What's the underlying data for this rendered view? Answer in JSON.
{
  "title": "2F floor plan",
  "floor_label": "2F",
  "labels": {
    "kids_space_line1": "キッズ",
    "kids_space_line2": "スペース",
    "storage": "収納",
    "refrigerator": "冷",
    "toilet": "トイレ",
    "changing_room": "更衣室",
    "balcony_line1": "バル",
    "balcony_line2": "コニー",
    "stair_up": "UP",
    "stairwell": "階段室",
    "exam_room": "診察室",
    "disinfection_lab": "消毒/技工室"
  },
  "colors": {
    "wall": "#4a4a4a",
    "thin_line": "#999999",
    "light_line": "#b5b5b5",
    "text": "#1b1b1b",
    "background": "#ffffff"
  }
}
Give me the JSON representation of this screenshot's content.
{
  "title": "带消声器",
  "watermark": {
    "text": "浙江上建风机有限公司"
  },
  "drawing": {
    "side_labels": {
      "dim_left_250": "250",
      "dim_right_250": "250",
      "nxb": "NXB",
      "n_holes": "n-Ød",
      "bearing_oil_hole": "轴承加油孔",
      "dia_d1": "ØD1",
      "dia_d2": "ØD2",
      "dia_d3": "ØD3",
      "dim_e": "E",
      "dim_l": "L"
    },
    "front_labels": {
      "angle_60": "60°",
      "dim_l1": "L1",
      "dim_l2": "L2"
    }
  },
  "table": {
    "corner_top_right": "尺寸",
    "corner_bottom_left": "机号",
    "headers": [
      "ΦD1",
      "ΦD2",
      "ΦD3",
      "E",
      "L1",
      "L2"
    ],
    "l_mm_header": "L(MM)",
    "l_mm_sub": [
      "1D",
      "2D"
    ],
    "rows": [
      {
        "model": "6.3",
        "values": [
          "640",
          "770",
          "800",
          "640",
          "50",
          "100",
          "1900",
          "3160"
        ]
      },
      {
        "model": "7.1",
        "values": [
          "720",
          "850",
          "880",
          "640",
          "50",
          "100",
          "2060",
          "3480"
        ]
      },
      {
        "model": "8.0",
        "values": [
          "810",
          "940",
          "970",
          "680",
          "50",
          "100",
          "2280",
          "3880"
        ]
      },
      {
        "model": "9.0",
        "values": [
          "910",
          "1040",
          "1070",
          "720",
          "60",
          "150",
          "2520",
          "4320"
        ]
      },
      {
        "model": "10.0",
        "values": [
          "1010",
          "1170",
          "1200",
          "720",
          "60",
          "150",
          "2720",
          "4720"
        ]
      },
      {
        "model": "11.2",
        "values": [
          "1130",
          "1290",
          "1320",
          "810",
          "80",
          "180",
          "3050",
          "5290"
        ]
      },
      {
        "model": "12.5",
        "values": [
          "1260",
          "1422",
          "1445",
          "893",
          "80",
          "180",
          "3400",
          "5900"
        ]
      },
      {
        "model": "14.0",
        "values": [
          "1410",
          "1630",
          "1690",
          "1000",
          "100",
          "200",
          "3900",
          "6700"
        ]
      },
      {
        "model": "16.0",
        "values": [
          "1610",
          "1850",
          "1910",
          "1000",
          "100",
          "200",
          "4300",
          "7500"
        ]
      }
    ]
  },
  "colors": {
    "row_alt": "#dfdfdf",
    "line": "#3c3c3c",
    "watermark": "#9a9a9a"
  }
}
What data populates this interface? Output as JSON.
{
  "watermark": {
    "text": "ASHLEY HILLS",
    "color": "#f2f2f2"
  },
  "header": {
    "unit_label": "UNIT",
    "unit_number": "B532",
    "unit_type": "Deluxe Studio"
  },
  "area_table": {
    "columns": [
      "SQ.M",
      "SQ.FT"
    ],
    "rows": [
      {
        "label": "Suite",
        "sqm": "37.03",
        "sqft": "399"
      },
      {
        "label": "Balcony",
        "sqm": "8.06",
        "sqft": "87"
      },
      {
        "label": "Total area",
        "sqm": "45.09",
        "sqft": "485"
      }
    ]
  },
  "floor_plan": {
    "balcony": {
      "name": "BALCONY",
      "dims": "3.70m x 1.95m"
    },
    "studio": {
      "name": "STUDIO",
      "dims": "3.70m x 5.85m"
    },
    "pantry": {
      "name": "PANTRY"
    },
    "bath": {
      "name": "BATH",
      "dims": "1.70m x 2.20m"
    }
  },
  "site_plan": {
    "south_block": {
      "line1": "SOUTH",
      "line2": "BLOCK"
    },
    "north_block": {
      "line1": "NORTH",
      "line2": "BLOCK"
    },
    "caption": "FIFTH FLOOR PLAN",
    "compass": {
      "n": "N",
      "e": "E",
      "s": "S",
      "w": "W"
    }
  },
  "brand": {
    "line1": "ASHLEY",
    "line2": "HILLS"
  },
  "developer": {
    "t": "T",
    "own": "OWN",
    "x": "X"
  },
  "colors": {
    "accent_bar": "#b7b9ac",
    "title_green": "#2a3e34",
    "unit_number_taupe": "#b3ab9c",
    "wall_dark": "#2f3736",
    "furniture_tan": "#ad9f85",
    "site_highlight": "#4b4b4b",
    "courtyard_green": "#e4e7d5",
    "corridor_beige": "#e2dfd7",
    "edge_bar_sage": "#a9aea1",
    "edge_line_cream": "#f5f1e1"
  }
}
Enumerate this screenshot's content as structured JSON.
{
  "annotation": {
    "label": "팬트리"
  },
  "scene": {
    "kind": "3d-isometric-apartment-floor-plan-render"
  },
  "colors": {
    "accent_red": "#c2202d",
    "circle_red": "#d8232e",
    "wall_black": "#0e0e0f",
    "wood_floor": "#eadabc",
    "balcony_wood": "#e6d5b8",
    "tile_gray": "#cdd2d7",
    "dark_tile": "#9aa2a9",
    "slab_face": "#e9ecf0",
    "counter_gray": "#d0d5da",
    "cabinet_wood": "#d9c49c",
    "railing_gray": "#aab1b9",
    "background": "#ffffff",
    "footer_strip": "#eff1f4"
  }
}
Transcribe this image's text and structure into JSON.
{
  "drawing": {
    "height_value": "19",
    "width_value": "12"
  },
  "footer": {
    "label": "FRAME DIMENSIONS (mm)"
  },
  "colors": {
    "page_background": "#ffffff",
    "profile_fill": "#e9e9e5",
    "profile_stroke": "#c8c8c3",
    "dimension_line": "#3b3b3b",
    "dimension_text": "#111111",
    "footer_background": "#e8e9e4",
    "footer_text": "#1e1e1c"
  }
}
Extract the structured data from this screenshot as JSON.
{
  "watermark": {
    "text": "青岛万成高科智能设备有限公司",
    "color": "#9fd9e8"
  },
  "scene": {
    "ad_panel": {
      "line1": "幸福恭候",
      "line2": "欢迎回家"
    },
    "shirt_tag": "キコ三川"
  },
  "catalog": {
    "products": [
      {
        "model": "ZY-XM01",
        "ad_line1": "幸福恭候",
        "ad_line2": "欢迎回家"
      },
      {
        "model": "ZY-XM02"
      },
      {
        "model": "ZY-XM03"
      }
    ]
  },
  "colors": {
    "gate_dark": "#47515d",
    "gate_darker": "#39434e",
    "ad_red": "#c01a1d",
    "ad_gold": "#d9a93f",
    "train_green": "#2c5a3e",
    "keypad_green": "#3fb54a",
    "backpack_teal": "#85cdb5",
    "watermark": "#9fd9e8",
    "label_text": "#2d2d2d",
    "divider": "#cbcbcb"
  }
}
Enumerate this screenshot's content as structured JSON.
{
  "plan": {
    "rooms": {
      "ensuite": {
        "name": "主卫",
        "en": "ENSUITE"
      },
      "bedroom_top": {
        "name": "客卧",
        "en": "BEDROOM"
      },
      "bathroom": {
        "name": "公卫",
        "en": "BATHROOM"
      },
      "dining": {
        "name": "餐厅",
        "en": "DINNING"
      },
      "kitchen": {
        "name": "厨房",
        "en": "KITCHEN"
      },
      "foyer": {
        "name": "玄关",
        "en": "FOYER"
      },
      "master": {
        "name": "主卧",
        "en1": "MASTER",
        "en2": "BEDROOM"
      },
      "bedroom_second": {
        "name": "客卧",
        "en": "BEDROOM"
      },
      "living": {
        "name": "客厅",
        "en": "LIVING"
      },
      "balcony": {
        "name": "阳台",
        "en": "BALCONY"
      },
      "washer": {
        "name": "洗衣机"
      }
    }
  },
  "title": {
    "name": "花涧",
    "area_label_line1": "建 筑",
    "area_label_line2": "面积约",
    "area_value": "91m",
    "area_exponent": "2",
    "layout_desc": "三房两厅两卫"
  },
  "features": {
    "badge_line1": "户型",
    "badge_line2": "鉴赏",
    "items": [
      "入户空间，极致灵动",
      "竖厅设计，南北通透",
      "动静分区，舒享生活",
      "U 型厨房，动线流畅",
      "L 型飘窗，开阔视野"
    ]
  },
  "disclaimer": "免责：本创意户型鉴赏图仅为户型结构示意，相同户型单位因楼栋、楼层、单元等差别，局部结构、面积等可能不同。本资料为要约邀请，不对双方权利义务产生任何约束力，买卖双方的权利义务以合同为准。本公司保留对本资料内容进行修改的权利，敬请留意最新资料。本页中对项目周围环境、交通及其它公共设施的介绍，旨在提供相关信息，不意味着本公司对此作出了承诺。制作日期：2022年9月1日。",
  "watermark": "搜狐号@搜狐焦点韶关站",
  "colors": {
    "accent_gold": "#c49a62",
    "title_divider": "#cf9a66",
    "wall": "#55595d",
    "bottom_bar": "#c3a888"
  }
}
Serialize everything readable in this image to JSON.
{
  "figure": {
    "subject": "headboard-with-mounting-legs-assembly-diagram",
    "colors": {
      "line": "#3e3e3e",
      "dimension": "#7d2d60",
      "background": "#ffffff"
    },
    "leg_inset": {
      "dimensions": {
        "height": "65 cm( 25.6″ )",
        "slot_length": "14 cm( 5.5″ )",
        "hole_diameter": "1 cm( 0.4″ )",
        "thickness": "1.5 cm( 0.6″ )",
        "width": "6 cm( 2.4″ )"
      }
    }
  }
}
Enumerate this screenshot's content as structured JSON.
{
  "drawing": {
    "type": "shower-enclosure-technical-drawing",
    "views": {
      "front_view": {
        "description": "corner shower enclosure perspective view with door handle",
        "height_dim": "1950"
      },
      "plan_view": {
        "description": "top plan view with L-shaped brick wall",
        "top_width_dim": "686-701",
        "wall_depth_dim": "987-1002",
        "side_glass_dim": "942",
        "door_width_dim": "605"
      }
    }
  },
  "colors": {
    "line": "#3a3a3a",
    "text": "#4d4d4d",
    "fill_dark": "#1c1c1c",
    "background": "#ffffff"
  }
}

═══

**Written exercise**
Of the lines in the data, how many contain the word "shower"? Provide the number and nothing further.

**Exercise response**
2